TASK:
Set every record down verbatim and omit the pictures.

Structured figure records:

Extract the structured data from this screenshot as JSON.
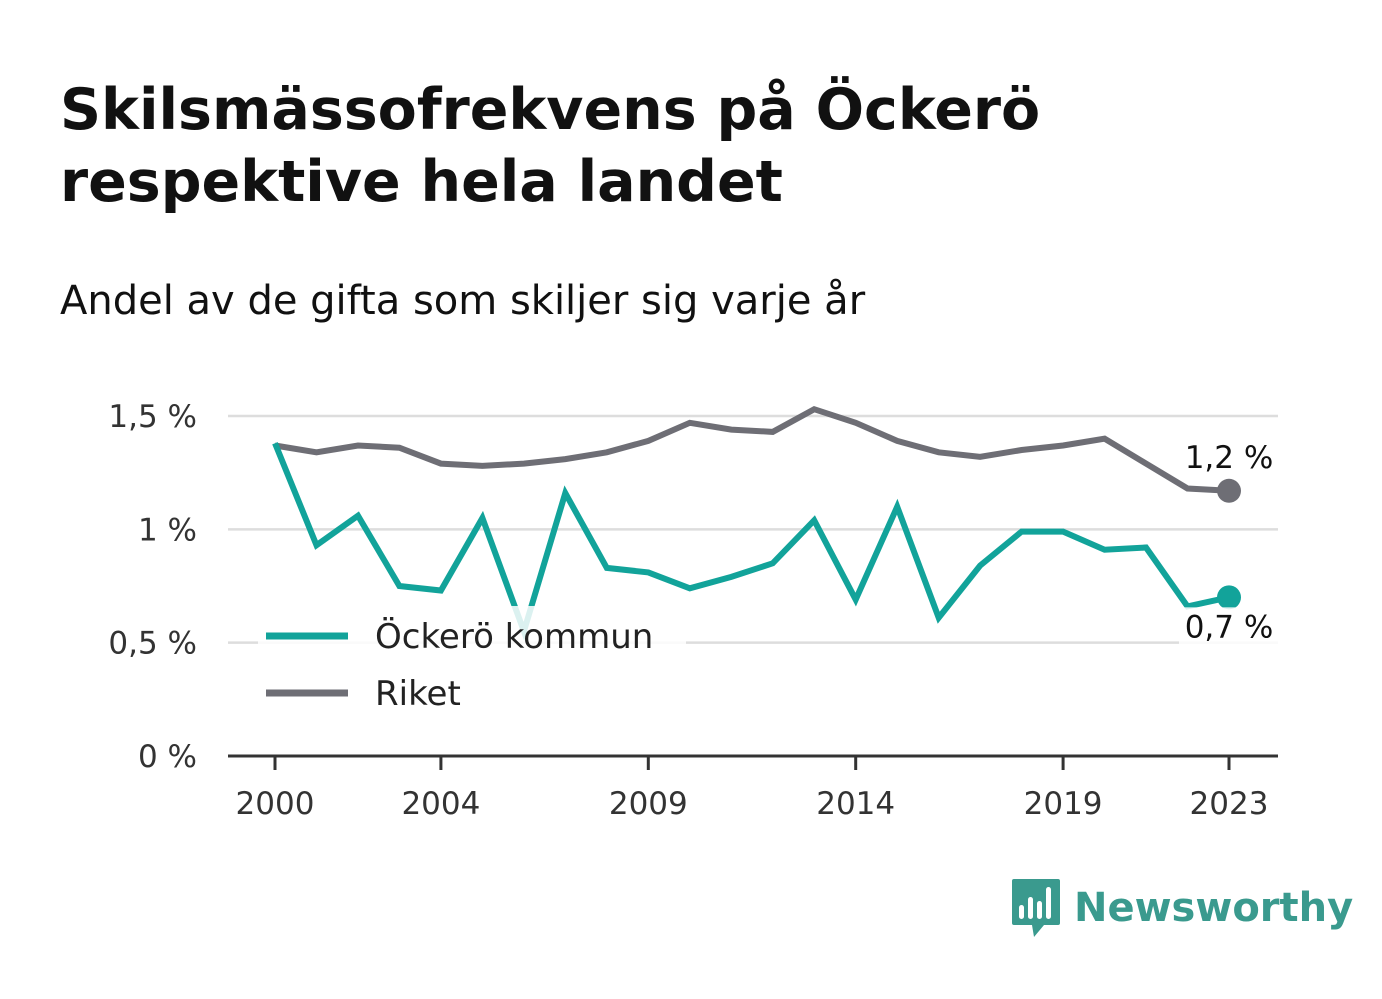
{
  "title": "Skilsmässofrekvens på Öckerö respektive hela landet",
  "subtitle": "Andel av de gifta som skiljer sig varje år",
  "brand": {
    "name": "Newsworthy",
    "icon": "bar-chart-speech-bubble-icon",
    "color": "#3a9a8e"
  },
  "chart_data": {
    "type": "line",
    "title": "Skilsmässofrekvens på Öckerö respektive hela landet",
    "subtitle": "Andel av de gifta som skiljer sig varje år",
    "xlabel": "",
    "ylabel": "",
    "x": [
      2000,
      2001,
      2002,
      2003,
      2004,
      2005,
      2006,
      2007,
      2008,
      2009,
      2010,
      2011,
      2012,
      2013,
      2014,
      2015,
      2016,
      2017,
      2018,
      2019,
      2020,
      2021,
      2022,
      2023
    ],
    "x_ticks": [
      2000,
      2004,
      2009,
      2014,
      2019,
      2023
    ],
    "x_tick_labels": [
      "2000",
      "2004",
      "2009",
      "2014",
      "2019",
      "2023"
    ],
    "ylim": [
      0,
      1.5
    ],
    "y_ticks": [
      0,
      0.5,
      1,
      1.5
    ],
    "y_tick_labels": [
      "0 %",
      "0,5 %",
      "1 %",
      "1,5 %"
    ],
    "grid": true,
    "legend_position": "bottom-left",
    "series": [
      {
        "name": "Öckerö kommun",
        "color": "#12a39a",
        "values": [
          1.38,
          0.93,
          1.06,
          0.75,
          0.73,
          1.05,
          0.55,
          1.16,
          0.83,
          0.81,
          0.74,
          0.79,
          0.85,
          1.04,
          0.69,
          1.1,
          0.61,
          0.84,
          0.99,
          0.99,
          0.91,
          0.92,
          0.66,
          0.7
        ],
        "end_label": "0,7 %"
      },
      {
        "name": "Riket",
        "color": "#6e6e75",
        "values": [
          1.37,
          1.34,
          1.37,
          1.36,
          1.29,
          1.28,
          1.29,
          1.31,
          1.34,
          1.39,
          1.47,
          1.44,
          1.43,
          1.53,
          1.47,
          1.39,
          1.34,
          1.32,
          1.35,
          1.37,
          1.4,
          1.29,
          1.18,
          1.17
        ],
        "end_label": "1,2 %"
      }
    ]
  }
}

TASK SOLUTION:
Extract the structured data from this screenshot as JSON.
{
  "title": "Skilsmässofrekvens på Öckerö respektive hela landet",
  "subtitle": "Andel av de gifta som skiljer sig varje år",
  "brand": {
    "name": "Newsworthy",
    "icon": "bar-chart-speech-bubble-icon",
    "color": "#3a9a8e"
  },
  "chart_data": {
    "type": "line",
    "title": "Skilsmässofrekvens på Öckerö respektive hela landet",
    "subtitle": "Andel av de gifta som skiljer sig varje år",
    "xlabel": "",
    "ylabel": "",
    "x": [
      2000,
      2001,
      2002,
      2003,
      2004,
      2005,
      2006,
      2007,
      2008,
      2009,
      2010,
      2011,
      2012,
      2013,
      2014,
      2015,
      2016,
      2017,
      2018,
      2019,
      2020,
      2021,
      2022,
      2023
    ],
    "x_ticks": [
      2000,
      2004,
      2009,
      2014,
      2019,
      2023
    ],
    "x_tick_labels": [
      "2000",
      "2004",
      "2009",
      "2014",
      "2019",
      "2023"
    ],
    "ylim": [
      0,
      1.5
    ],
    "y_ticks": [
      0,
      0.5,
      1,
      1.5
    ],
    "y_tick_labels": [
      "0 %",
      "0,5 %",
      "1 %",
      "1,5 %"
    ],
    "grid": true,
    "legend_position": "bottom-left",
    "series": [
      {
        "name": "Öckerö kommun",
        "color": "#12a39a",
        "values": [
          1.38,
          0.93,
          1.06,
          0.75,
          0.73,
          1.05,
          0.55,
          1.16,
          0.83,
          0.81,
          0.74,
          0.79,
          0.85,
          1.04,
          0.69,
          1.1,
          0.61,
          0.84,
          0.99,
          0.99,
          0.91,
          0.92,
          0.66,
          0.7
        ],
        "end_label": "0,7 %"
      },
      {
        "name": "Riket",
        "color": "#6e6e75",
        "values": [
          1.37,
          1.34,
          1.37,
          1.36,
          1.29,
          1.28,
          1.29,
          1.31,
          1.34,
          1.39,
          1.47,
          1.44,
          1.43,
          1.53,
          1.47,
          1.39,
          1.34,
          1.32,
          1.35,
          1.37,
          1.4,
          1.29,
          1.18,
          1.17
        ],
        "end_label": "1,2 %"
      }
    ]
  }
}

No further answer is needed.